## Objective
Work out how many lines in the listing below include the word "this". Give nothing but the number.

## Data records
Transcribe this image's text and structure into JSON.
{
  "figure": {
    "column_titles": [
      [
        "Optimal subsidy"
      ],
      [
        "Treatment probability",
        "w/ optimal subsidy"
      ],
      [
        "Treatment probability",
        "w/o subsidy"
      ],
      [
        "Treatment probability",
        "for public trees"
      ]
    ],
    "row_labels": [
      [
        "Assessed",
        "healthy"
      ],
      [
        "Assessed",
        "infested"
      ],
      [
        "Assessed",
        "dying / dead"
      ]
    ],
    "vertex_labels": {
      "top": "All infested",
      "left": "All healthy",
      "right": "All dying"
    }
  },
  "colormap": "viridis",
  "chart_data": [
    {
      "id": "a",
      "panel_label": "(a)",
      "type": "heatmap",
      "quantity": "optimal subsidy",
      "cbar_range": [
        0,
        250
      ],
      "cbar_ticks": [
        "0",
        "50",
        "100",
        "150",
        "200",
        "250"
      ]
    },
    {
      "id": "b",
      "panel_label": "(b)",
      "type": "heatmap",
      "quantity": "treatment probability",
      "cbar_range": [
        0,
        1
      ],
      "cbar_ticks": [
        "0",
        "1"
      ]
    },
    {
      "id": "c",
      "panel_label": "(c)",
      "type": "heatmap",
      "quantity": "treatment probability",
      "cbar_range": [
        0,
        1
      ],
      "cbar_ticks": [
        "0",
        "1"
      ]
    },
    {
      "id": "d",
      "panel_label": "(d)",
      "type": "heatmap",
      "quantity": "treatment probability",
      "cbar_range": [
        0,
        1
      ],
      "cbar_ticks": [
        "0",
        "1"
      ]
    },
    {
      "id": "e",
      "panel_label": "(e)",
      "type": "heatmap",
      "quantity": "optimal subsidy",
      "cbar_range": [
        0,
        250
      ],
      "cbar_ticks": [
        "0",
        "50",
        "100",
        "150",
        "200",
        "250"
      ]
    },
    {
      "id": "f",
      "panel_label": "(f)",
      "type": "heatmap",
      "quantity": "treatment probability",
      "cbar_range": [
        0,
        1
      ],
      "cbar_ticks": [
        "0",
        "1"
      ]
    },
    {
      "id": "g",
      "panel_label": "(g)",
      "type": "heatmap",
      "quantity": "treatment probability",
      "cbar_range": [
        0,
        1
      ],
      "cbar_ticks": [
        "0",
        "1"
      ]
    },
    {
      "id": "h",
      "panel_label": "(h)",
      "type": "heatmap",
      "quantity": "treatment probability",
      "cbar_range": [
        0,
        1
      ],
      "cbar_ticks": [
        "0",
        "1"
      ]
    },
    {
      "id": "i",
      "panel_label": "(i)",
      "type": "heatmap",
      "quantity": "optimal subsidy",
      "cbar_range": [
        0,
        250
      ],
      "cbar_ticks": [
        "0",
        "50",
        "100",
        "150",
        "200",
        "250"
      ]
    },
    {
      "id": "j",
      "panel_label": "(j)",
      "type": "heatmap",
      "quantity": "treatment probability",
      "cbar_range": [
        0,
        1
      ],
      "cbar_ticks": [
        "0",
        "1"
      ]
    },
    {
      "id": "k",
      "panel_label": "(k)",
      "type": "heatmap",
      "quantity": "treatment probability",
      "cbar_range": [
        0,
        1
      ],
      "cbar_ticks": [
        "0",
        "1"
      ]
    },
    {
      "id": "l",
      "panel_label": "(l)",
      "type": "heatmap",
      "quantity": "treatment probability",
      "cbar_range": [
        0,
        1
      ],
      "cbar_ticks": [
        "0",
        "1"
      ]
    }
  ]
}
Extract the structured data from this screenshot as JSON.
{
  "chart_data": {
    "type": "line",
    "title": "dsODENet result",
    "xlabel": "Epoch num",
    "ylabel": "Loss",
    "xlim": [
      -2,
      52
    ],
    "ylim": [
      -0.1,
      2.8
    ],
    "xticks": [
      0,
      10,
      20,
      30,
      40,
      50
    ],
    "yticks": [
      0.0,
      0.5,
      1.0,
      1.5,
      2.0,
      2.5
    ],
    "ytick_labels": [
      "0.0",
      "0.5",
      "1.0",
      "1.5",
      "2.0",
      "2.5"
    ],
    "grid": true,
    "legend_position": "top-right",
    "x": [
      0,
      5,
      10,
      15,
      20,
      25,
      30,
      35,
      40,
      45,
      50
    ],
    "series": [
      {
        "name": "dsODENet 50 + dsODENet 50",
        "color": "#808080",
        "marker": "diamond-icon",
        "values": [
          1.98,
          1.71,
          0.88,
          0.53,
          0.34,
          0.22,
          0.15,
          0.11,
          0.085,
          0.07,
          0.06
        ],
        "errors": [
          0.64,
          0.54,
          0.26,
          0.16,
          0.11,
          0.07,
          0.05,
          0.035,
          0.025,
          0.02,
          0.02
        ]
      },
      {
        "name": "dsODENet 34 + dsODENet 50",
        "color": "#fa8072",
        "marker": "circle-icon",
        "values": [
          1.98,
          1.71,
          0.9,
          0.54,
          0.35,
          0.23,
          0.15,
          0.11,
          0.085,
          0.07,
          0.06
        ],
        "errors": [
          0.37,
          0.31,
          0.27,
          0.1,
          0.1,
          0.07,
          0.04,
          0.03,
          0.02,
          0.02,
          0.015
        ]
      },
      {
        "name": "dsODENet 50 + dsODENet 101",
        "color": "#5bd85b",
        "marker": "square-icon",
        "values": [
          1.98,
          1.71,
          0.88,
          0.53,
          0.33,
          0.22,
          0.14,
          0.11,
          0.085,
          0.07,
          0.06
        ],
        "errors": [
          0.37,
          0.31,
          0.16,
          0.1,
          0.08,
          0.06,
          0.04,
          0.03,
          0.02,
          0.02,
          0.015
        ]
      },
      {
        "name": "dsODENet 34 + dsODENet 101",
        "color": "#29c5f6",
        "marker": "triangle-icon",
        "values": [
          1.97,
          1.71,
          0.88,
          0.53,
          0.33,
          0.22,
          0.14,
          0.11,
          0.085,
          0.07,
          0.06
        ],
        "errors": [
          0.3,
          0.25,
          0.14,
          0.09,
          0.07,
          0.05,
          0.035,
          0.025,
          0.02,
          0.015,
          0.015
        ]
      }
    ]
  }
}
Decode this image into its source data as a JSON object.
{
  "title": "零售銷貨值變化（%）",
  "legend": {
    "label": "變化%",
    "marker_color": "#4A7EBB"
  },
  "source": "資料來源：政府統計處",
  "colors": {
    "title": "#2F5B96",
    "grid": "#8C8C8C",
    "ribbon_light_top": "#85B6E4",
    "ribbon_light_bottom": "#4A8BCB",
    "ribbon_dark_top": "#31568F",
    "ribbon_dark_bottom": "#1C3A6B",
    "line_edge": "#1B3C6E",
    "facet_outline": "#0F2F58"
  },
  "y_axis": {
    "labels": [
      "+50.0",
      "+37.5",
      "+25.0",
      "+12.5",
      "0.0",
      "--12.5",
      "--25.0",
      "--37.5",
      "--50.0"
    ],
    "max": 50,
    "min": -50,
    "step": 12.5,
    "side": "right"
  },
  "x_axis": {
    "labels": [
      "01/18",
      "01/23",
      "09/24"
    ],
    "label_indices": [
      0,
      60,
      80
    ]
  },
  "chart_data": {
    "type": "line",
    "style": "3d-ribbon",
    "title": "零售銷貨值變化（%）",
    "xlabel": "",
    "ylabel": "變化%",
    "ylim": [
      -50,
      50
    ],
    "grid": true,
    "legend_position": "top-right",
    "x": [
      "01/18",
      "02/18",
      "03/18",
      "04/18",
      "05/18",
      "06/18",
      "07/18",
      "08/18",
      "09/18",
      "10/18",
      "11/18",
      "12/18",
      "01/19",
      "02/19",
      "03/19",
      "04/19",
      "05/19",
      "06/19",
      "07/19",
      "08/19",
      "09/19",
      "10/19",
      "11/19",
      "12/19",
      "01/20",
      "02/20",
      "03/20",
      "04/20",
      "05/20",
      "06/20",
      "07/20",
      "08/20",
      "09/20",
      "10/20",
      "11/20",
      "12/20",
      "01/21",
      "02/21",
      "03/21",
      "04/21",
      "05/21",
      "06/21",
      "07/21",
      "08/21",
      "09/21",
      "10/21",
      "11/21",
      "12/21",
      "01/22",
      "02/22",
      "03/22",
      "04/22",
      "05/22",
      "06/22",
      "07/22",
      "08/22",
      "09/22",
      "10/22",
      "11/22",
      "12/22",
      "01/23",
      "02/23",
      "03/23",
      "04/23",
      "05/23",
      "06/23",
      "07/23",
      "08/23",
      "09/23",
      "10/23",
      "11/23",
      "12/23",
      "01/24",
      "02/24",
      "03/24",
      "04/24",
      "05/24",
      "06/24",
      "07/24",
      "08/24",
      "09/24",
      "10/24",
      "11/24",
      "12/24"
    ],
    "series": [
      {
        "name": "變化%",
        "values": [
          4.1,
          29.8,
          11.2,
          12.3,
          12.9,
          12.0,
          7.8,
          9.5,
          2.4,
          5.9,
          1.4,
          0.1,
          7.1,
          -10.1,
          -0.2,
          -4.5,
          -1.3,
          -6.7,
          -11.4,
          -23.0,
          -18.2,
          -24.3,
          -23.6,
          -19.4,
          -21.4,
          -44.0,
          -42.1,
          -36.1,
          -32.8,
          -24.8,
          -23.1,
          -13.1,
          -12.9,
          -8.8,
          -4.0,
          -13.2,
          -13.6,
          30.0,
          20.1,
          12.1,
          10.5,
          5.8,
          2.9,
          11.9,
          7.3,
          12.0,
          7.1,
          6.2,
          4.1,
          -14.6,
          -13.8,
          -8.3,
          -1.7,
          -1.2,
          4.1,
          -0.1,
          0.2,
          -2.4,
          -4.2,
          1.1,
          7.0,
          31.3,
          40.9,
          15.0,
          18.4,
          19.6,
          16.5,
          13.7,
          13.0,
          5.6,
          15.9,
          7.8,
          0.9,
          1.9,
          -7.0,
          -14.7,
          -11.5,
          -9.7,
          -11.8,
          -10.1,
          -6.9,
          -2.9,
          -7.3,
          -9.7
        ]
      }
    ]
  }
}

## Task response
3